Pictures do not belong in the copy, so please give every entry below again exactly.
BEGIN PROVIDED RECORDS
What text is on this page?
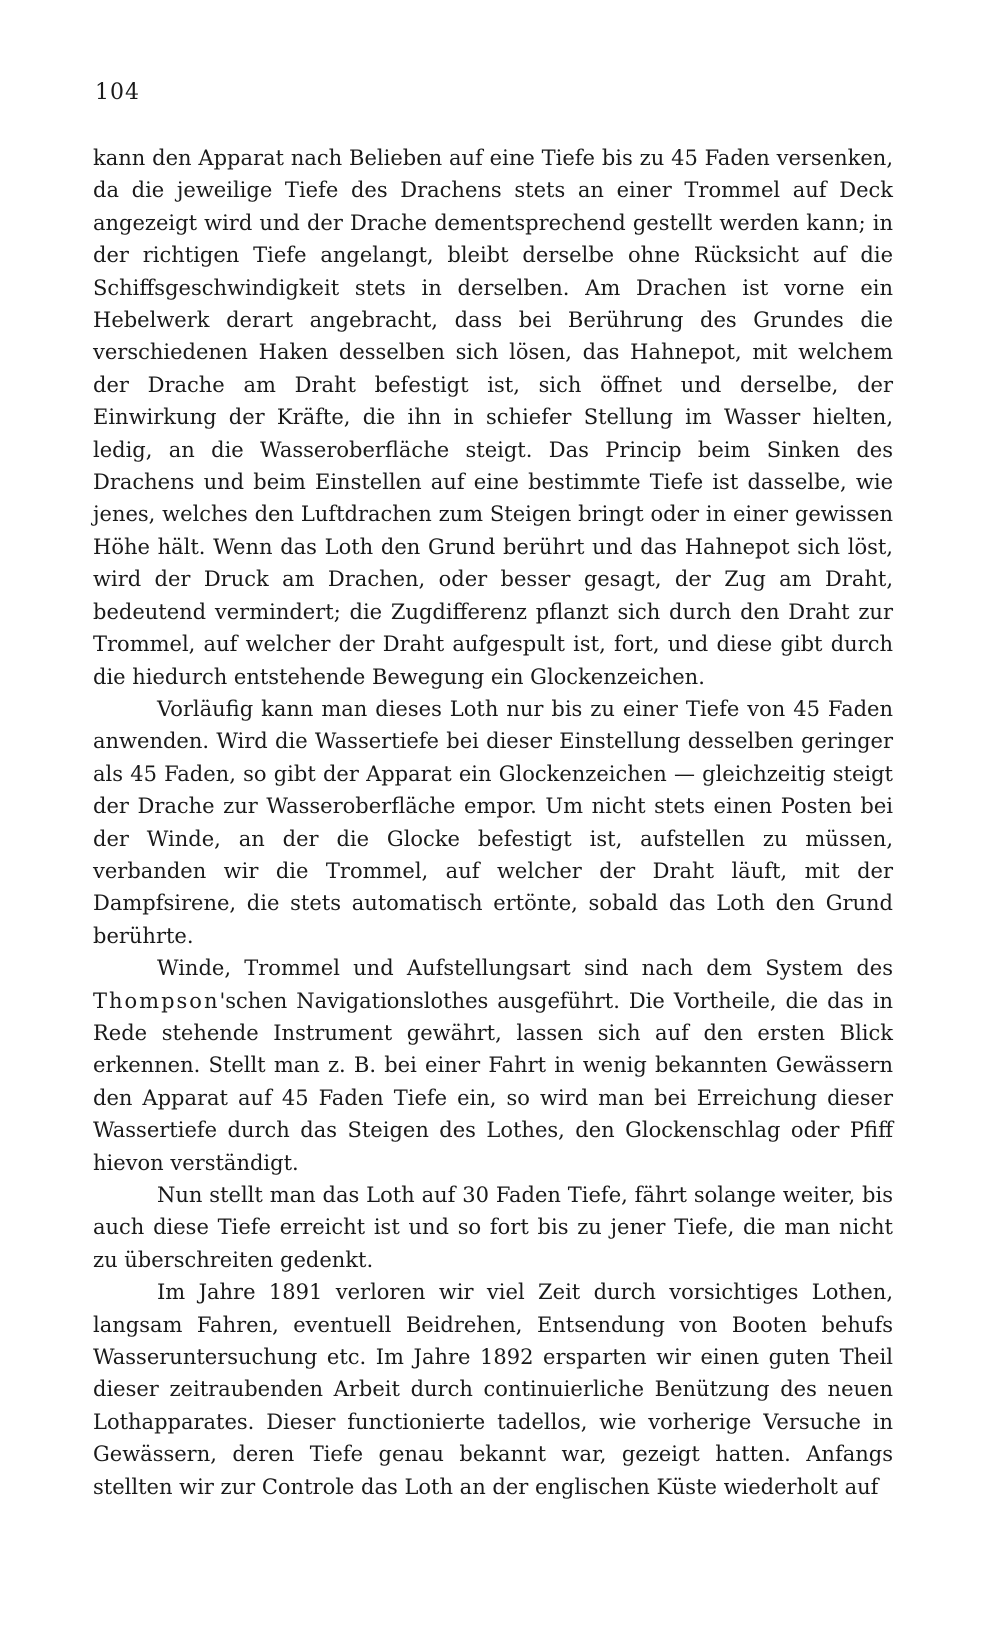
104

kann den Apparat nach Belieben auf eine Tiefe bis zu 45 Faden versenken, da die jeweilige Tiefe des Drachens stets an einer Trommel auf Deck angezeigt wird und der Drache dementsprechend gestellt werden kann; in der richtigen Tiefe angelangt, bleibt derselbe ohne Rücksicht auf die Schiffsgeschwindigkeit stets in derselben. Am Drachen ist vorne ein Hebelwerk derart angebracht, dass bei Berührung des Grundes die verschiedenen Haken desselben sich lösen, das Hahnepot, mit welchem der Drache am Draht befestigt ist, sich öffnet und derselbe, der Einwirkung der Kräfte, die ihn in schiefer Stellung im Wasser hielten, ledig, an die Wasseroberfläche steigt. Das Princip beim Sinken des Drachens und beim Einstellen auf eine bestimmte Tiefe ist dasselbe, wie jenes, welches den Luftdrachen zum Steigen bringt oder in einer gewissen Höhe hält. Wenn das Loth den Grund berührt und das Hahnepot sich löst, wird der Druck am Drachen, oder besser gesagt, der Zug am Draht, bedeutend vermindert; die Zugdifferenz pflanzt sich durch den Draht zur Trommel, auf welcher der Draht aufgespult ist, fort, und diese gibt durch die hiedurch entstehende Bewegung ein Glockenzeichen.

Vorläufig kann man dieses Loth nur bis zu einer Tiefe von 45 Faden anwenden. Wird die Wassertiefe bei dieser Einstellung desselben geringer als 45 Faden, so gibt der Apparat ein Glockenzeichen — gleichzeitig steigt der Drache zur Wasseroberfläche empor. Um nicht stets einen Posten bei der Winde, an der die Glocke befestigt ist, aufstellen zu müssen, verbanden wir die Trommel, auf welcher der Draht läuft, mit der Dampfsirene, die stets automatisch ertönte, sobald das Loth den Grund berührte.

Winde, Trommel und Aufstellungsart sind nach dem System des Thompson'schen Navigationslothes ausgeführt. Die Vortheile, die das in Rede stehende Instrument gewährt, lassen sich auf den ersten Blick erkennen. Stellt man z. B. bei einer Fahrt in wenig bekannten Gewässern den Apparat auf 45 Faden Tiefe ein, so wird man bei Erreichung dieser Wassertiefe durch das Steigen des Lothes, den Glockenschlag oder Pfiff hievon verständigt.

Nun stellt man das Loth auf 30 Faden Tiefe, fährt solange weiter, bis auch diese Tiefe erreicht ist und so fort bis zu jener Tiefe, die man nicht zu überschreiten gedenkt.

Im Jahre 1891 verloren wir viel Zeit durch vorsichtiges Lothen, langsam Fahren, eventuell Beidrehen, Entsendung von Booten behufs Wasseruntersuchung etc. Im Jahre 1892 ersparten wir einen guten Theil dieser zeitraubenden Arbeit durch continuierliche Benützung des neuen Lothapparates. Dieser functionierte tadellos, wie vorherige Versuche in Gewässern, deren Tiefe genau bekannt war, gezeigt hatten. Anfangs stellten wir zur Controle das Loth an der englischen Küste wiederholt auf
END PROVIDED RECORDS
-- FULL OUTPUT --
What text is on this page?
104

kann den Apparat nach Belieben auf eine Tiefe bis zu 45 Faden versenken, da die jeweilige Tiefe des Drachens stets an einer Trommel auf Deck angezeigt wird und der Drache dementsprechend gestellt werden kann; in der richtigen Tiefe angelangt, bleibt derselbe ohne Rücksicht auf die Schiffsgeschwindigkeit stets in derselben. Am Drachen ist vorne ein Hebelwerk derart angebracht, dass bei Berührung des Grundes die verschiedenen Haken desselben sich lösen, das Hahnepot, mit welchem der Drache am Draht befestigt ist, sich öffnet und derselbe, der Einwirkung der Kräfte, die ihn in schiefer Stellung im Wasser hielten, ledig, an die Wasseroberfläche steigt. Das Princip beim Sinken des Drachens und beim Einstellen auf eine bestimmte Tiefe ist dasselbe, wie jenes, welches den Luftdrachen zum Steigen bringt oder in einer gewissen Höhe hält. Wenn das Loth den Grund berührt und das Hahnepot sich löst, wird der Druck am Drachen, oder besser gesagt, der Zug am Draht, bedeutend vermindert; die Zugdifferenz pflanzt sich durch den Draht zur Trommel, auf welcher der Draht aufgespult ist, fort, und diese gibt durch die hiedurch entstehende Bewegung ein Glockenzeichen.

Vorläufig kann man dieses Loth nur bis zu einer Tiefe von 45 Faden anwenden. Wird die Wassertiefe bei dieser Einstellung desselben geringer als 45 Faden, so gibt der Apparat ein Glockenzeichen — gleichzeitig steigt der Drache zur Wasseroberfläche empor. Um nicht stets einen Posten bei der Winde, an der die Glocke befestigt ist, aufstellen zu müssen, verbanden wir die Trommel, auf welcher der Draht läuft, mit der Dampfsirene, die stets automatisch ertönte, sobald das Loth den Grund berührte.

Winde, Trommel und Aufstellungsart sind nach dem System des Thompson'schen Navigationslothes ausgeführt. Die Vortheile, die das in Rede stehende Instrument gewährt, lassen sich auf den ersten Blick erkennen. Stellt man z. B. bei einer Fahrt in wenig bekannten Gewässern den Apparat auf 45 Faden Tiefe ein, so wird man bei Erreichung dieser Wassertiefe durch das Steigen des Lothes, den Glockenschlag oder Pfiff hievon verständigt.

Nun stellt man das Loth auf 30 Faden Tiefe, fährt solange weiter, bis auch diese Tiefe erreicht ist und so fort bis zu jener Tiefe, die man nicht zu überschreiten gedenkt.

Im Jahre 1891 verloren wir viel Zeit durch vorsichtiges Lothen, langsam Fahren, eventuell Beidrehen, Entsendung von Booten behufs Wasseruntersuchung etc. Im Jahre 1892 ersparten wir einen guten Theil dieser zeitraubenden Arbeit durch continuierliche Benützung des neuen Lothapparates. Dieser functionierte tadellos, wie vorherige Versuche in Gewässern, deren Tiefe genau bekannt war, gezeigt hatten. Anfangs stellten wir zur Controle das Loth an der englischen Küste wiederholt auf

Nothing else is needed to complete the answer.